* EXTRACTED INFORMATION *
<<<<

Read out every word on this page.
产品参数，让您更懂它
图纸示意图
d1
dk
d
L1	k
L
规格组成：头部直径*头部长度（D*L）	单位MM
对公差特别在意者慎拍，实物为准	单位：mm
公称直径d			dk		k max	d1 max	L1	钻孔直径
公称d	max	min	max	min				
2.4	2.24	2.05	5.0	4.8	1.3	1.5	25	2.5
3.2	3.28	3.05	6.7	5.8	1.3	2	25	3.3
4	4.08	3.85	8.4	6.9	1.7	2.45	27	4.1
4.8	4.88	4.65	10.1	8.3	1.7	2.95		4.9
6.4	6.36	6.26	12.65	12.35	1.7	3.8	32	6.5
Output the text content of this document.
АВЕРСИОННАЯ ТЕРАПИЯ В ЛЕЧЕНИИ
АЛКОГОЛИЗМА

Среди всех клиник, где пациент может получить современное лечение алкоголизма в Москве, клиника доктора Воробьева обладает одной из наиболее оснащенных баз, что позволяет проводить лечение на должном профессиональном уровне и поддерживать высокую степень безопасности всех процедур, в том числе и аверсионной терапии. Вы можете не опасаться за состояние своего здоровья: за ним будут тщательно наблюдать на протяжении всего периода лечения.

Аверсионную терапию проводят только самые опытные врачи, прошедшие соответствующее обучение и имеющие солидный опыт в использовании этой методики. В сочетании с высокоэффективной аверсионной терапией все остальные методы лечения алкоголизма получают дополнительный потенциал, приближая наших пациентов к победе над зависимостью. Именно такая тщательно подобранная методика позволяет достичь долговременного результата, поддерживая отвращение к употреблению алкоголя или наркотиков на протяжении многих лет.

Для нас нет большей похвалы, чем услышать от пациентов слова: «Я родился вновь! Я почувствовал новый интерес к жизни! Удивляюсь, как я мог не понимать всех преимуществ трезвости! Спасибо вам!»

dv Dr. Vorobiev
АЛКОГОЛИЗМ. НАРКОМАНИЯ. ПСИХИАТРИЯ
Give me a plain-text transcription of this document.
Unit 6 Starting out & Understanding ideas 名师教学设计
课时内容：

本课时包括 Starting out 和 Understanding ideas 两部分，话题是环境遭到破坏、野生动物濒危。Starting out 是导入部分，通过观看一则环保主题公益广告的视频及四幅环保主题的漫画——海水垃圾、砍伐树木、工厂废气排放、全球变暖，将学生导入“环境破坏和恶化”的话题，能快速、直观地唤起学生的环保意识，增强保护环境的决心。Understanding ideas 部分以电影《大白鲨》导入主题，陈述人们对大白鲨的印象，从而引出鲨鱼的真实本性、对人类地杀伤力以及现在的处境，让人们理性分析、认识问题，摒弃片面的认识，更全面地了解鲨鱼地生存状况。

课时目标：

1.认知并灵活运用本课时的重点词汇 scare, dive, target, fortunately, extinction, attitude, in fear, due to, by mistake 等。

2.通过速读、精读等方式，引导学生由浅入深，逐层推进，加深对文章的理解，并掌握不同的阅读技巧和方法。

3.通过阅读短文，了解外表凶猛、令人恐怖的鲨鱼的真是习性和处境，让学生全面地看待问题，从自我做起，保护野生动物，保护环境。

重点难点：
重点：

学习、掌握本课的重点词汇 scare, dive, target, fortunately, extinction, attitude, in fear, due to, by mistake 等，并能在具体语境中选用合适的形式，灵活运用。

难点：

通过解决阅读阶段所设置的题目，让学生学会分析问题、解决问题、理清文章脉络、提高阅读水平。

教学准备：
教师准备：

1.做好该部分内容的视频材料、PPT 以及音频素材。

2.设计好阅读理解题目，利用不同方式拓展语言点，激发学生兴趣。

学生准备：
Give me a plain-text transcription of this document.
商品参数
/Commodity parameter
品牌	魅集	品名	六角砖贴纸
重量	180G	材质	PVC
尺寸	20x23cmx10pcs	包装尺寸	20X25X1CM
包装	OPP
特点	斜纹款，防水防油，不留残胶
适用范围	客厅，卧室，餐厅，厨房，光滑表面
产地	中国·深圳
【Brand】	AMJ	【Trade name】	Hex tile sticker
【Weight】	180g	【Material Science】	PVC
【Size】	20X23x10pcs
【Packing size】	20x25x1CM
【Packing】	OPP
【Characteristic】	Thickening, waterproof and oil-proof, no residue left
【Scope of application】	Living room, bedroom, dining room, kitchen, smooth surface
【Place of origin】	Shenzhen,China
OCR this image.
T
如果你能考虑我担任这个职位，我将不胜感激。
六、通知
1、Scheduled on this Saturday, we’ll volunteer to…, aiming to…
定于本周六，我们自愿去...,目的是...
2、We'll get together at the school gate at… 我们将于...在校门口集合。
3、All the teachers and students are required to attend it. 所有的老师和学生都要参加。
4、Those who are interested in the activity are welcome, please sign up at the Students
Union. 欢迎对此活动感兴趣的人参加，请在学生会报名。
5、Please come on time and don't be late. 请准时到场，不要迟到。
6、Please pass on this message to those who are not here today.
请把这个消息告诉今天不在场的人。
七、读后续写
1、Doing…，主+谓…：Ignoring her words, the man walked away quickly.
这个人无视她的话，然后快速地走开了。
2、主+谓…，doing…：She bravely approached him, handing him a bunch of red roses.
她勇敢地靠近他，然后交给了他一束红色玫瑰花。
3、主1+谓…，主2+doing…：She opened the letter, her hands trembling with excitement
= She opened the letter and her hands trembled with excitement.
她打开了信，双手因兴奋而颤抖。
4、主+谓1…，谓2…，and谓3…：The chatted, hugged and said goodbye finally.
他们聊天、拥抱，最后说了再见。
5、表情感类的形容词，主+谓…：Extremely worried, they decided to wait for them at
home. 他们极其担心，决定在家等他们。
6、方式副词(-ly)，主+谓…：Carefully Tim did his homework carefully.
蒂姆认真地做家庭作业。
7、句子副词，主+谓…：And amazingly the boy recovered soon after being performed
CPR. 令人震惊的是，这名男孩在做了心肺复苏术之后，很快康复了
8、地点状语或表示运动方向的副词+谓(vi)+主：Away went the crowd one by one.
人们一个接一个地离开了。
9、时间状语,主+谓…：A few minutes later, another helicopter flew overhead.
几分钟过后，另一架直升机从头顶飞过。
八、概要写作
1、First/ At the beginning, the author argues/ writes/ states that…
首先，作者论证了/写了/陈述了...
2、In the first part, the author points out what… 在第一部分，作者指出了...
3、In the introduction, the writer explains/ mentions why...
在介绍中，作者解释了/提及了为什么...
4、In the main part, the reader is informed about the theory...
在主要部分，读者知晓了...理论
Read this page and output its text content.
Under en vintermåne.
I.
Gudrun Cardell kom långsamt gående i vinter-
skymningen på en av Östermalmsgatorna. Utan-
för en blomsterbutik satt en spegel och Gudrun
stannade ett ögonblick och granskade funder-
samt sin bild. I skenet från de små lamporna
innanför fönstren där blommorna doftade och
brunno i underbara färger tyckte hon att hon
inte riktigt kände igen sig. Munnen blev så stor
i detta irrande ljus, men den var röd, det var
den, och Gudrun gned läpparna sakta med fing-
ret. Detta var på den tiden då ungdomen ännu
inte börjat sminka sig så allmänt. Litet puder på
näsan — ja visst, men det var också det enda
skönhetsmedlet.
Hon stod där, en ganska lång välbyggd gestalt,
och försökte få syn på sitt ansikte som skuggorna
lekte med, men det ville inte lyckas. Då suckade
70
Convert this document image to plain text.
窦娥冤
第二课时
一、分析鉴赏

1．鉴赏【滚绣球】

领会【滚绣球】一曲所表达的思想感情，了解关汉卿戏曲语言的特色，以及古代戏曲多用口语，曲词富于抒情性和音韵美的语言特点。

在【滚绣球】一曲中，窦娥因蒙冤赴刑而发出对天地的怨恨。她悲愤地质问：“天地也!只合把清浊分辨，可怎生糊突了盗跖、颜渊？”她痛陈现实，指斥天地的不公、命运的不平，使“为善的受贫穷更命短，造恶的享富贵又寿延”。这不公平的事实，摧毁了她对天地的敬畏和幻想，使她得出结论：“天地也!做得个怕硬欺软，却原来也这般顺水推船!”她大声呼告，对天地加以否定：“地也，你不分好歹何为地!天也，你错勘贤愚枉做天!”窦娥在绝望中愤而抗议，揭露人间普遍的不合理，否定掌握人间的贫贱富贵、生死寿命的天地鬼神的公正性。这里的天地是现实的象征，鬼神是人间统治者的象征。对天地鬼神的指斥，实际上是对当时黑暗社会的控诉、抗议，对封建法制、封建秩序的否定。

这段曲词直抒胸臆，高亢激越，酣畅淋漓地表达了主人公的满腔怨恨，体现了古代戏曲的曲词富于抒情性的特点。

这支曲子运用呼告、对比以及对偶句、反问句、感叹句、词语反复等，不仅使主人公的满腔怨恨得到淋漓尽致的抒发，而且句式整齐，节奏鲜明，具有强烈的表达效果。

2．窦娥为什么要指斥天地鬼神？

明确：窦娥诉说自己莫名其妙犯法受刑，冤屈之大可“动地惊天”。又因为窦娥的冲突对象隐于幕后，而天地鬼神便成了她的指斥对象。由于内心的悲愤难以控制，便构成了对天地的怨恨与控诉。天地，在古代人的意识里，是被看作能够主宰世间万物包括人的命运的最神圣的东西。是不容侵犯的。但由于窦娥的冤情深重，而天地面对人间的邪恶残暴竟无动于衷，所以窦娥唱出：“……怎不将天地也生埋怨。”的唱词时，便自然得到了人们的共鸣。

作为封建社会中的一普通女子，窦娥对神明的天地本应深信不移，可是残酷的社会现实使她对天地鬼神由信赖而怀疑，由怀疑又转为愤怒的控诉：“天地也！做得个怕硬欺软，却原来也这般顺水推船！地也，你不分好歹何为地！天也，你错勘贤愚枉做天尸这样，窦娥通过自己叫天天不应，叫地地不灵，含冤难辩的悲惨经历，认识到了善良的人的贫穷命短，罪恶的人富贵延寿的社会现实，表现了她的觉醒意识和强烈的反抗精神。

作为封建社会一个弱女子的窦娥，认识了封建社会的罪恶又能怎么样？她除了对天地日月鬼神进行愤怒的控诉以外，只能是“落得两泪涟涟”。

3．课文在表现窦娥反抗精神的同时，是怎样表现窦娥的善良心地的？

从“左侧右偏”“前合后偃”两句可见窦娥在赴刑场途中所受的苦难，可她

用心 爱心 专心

>>>>

From the entries above, copy every line that holds the word "позволяет".

Среди всех клиник, где пациент может получить современное лечение алкоголизма в Москве, клиника доктора Воробьева обладает одной из наиболее оснащенных баз, что позволяет проводить лечение на должном профессиональном уровне и поддерживать высокую степень безопасности всех процедур, в том числе и аверсионной терапии. Вы можете не опасаться за состояние своего здоровья: за ним будут тщательно наблюдать на протяжении всего периода лечения.
Аверсионную терапию проводят только самые опытные врачи, прошедшие соответствующее обучение и имеющие солидный опыт в использовании этой методики. В сочетании с высокоэффективной аверсионной терапией все остальные методы лечения алкоголизма получают дополнительный потенциал, приближая наших пациентов к победе над зависимостью. Именно такая тщательно подобранная методика позволяет достичь долговременного результата, поддерживая отвращение к употреблению алкоголя или наркотиков на протяжении многих лет.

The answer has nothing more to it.